Dataset excerpt

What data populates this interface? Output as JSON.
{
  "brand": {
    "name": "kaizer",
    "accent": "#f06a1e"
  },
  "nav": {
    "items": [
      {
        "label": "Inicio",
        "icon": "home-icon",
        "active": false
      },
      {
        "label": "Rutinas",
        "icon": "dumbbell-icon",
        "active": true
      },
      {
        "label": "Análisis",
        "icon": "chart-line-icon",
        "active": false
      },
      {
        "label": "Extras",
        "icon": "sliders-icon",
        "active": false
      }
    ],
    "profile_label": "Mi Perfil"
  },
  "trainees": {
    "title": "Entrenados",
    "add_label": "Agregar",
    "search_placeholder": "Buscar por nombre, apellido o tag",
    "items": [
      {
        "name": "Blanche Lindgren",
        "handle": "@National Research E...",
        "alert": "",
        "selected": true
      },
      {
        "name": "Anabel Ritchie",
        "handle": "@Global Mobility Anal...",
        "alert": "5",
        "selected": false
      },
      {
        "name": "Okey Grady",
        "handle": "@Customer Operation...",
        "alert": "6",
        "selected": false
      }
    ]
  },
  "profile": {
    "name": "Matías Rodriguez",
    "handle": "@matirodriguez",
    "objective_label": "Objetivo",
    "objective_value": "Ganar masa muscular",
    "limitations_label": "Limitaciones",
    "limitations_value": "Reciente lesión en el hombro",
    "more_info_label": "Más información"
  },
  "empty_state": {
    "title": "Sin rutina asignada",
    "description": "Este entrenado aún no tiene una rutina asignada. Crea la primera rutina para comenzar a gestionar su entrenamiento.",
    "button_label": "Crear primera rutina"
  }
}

WHAT YOU ARE ASKED TO DO:
Filter for "name". Return all lines that hold it.

WRITTEN RESPONSE:
    "name": "kaizer",
        "name": "Blanche Lindgren",
        "name": "Anabel Ritchie",
        "name": "Okey Grady",
    "name": "Matías Rodriguez",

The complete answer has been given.